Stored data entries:

## begin

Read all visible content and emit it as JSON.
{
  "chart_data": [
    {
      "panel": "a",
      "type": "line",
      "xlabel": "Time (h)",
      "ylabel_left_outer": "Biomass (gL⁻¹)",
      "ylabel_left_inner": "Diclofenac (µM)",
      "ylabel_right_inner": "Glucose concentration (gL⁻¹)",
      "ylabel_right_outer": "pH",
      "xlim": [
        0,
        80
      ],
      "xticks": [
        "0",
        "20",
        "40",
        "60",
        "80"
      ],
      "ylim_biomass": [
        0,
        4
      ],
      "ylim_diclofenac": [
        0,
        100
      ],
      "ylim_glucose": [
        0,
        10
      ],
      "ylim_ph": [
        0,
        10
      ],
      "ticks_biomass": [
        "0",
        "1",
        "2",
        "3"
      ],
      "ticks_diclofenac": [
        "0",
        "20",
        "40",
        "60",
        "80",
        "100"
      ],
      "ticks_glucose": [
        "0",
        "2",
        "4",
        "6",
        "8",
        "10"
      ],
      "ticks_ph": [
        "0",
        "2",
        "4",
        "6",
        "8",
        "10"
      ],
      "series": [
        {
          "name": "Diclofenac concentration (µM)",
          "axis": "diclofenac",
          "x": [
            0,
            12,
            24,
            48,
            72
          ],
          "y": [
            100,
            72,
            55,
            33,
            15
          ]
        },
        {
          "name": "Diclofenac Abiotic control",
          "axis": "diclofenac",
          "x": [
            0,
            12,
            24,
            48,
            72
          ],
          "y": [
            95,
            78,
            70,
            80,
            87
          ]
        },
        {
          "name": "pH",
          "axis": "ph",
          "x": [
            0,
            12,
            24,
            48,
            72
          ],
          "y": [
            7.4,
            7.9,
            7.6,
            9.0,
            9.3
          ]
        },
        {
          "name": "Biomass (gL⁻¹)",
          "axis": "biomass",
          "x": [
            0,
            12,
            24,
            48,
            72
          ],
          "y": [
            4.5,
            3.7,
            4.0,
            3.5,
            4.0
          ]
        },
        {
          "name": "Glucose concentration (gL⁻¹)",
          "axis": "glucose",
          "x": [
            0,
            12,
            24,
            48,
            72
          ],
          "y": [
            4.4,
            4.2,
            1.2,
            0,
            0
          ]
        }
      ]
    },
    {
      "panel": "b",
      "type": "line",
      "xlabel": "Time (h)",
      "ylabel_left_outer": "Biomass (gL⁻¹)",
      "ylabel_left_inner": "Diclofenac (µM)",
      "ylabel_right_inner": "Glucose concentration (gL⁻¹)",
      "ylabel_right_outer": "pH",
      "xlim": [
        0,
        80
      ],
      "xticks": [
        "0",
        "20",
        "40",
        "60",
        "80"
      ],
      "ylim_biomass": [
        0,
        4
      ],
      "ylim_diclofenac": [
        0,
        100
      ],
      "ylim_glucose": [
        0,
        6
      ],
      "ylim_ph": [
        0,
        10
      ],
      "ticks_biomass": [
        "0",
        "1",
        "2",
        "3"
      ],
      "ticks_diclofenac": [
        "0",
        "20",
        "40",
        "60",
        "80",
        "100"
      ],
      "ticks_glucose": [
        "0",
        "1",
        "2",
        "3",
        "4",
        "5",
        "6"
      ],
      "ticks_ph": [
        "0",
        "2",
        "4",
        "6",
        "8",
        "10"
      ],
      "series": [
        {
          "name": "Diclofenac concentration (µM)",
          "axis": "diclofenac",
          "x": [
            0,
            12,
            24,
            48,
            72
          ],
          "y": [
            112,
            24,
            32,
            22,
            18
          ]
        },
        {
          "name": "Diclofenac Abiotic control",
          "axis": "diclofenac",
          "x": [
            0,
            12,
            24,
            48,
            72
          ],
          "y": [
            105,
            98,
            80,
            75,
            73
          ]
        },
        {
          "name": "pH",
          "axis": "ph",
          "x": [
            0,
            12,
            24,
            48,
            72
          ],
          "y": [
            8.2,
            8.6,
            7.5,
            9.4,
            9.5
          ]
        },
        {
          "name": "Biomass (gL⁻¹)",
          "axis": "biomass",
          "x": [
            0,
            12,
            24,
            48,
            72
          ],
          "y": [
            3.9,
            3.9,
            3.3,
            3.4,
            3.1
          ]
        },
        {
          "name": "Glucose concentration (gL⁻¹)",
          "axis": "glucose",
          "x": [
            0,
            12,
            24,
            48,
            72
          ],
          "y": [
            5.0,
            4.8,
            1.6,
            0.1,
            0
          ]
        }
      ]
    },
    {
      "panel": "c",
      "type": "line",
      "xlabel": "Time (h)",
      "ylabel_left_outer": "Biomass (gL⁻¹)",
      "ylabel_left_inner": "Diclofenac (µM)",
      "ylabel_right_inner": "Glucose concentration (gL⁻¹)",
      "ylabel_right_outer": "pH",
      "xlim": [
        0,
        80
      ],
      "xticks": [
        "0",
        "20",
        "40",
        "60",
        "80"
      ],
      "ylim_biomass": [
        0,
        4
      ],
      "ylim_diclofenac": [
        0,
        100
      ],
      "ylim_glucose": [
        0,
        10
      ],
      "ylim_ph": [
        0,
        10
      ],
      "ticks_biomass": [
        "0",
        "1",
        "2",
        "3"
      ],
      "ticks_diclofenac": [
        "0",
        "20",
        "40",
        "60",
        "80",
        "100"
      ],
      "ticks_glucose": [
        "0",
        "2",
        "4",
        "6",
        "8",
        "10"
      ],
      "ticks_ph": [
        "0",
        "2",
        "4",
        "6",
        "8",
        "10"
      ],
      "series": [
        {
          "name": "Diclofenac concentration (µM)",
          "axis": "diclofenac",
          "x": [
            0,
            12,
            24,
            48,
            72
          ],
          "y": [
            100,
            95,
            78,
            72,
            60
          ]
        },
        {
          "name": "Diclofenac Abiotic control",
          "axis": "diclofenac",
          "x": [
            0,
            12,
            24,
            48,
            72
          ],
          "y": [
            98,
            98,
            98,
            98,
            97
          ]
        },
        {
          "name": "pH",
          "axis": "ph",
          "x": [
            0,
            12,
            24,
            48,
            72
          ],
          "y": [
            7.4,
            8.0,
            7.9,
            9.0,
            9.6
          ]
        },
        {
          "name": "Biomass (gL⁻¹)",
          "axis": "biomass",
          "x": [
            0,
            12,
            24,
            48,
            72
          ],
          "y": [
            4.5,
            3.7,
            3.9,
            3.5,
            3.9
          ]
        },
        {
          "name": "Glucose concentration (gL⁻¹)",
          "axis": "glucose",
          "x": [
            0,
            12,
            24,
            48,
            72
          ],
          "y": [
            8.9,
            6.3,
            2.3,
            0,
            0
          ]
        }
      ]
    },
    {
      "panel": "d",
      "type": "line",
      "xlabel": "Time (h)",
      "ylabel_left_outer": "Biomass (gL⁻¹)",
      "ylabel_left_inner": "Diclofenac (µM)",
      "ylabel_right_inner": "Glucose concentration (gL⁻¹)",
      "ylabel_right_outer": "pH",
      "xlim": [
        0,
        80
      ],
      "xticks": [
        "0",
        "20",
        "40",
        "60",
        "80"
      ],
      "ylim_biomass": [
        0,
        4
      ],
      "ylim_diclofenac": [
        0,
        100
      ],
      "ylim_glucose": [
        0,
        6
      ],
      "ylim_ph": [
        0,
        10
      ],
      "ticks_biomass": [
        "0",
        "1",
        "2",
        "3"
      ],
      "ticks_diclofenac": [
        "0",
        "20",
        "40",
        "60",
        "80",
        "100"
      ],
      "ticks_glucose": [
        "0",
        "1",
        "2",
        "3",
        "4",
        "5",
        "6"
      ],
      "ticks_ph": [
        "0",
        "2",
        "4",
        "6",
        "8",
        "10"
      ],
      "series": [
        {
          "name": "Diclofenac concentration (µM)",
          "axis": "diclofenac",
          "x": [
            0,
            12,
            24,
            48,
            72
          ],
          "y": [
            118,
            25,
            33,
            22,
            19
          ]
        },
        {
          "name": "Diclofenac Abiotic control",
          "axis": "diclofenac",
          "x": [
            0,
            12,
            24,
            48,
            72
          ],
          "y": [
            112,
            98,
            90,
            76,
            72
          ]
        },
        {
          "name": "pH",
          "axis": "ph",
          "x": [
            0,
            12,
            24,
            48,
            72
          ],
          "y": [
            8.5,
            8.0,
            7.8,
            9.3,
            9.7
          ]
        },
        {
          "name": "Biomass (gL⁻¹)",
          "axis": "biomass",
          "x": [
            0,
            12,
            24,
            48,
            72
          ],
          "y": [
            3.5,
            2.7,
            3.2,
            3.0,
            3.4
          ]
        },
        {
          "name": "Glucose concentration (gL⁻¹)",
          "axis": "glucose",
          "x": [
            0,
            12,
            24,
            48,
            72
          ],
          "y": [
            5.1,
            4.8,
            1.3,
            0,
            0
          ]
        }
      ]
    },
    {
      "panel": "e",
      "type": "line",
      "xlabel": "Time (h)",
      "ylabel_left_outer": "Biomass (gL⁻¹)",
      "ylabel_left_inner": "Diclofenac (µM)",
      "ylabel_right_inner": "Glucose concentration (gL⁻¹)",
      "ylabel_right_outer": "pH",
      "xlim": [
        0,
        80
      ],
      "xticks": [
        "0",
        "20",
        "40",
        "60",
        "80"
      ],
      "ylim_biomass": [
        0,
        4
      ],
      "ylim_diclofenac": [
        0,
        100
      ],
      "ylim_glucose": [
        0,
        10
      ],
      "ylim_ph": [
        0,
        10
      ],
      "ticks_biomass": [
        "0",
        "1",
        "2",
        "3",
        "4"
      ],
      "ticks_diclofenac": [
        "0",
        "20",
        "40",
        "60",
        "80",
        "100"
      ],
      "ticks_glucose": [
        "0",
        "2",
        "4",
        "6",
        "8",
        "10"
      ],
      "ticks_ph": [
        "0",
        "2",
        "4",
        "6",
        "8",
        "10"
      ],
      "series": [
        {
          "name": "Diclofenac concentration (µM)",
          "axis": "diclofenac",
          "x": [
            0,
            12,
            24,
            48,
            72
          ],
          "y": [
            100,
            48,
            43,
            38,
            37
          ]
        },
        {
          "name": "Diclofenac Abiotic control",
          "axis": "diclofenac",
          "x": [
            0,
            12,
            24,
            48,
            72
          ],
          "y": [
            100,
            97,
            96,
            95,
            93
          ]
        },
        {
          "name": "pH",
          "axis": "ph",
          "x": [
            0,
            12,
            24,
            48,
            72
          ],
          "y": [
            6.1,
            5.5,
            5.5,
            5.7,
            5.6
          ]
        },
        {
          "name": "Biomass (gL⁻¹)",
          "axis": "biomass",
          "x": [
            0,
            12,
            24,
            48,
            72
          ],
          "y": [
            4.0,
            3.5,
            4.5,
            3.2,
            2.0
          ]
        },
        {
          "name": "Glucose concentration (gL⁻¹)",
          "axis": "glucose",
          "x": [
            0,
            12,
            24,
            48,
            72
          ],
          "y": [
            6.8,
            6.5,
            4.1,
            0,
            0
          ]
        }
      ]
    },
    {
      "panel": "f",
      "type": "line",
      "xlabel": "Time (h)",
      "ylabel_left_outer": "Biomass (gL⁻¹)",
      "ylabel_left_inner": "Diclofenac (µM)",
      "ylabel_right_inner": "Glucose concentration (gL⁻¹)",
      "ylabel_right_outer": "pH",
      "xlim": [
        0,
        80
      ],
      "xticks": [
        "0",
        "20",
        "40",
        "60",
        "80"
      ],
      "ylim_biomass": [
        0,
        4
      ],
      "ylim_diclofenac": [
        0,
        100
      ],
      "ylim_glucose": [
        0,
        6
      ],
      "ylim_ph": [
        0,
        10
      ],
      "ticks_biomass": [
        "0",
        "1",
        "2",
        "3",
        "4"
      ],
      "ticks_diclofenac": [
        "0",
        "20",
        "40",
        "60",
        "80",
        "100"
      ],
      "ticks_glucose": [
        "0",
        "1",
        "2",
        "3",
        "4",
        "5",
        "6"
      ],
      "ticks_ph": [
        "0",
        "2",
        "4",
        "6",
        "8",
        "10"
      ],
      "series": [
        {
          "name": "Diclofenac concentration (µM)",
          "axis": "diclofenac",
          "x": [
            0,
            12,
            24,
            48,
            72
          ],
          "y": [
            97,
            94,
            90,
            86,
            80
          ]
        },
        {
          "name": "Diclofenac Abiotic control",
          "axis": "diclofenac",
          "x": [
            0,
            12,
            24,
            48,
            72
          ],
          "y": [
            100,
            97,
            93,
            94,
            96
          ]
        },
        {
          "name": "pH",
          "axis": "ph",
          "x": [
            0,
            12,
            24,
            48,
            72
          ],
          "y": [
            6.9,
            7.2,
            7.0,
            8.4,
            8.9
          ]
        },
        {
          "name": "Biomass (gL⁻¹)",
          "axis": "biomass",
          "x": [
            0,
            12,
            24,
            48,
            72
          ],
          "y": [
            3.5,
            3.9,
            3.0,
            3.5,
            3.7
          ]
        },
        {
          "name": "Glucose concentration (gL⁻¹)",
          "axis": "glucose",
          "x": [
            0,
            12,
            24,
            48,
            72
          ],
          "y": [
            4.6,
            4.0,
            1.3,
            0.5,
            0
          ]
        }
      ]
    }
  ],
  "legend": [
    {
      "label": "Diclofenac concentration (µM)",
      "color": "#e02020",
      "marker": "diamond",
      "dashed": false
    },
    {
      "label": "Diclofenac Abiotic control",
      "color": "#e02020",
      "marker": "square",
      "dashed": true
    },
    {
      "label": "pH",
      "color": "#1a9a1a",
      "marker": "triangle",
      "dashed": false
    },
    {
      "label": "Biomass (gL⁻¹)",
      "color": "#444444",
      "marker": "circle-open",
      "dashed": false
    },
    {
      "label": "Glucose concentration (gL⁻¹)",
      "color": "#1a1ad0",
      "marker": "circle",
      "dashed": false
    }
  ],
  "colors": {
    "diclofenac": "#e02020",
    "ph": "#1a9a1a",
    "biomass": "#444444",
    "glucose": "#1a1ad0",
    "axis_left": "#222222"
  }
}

## end

▸ Task to carry out
From the data above, copy each line where the string "panel" appears.

▸ Output of the task
      "panel": "a",
      "panel": "b",
      "panel": "c",
      "panel": "d",
      "panel": "e",
      "panel": "f",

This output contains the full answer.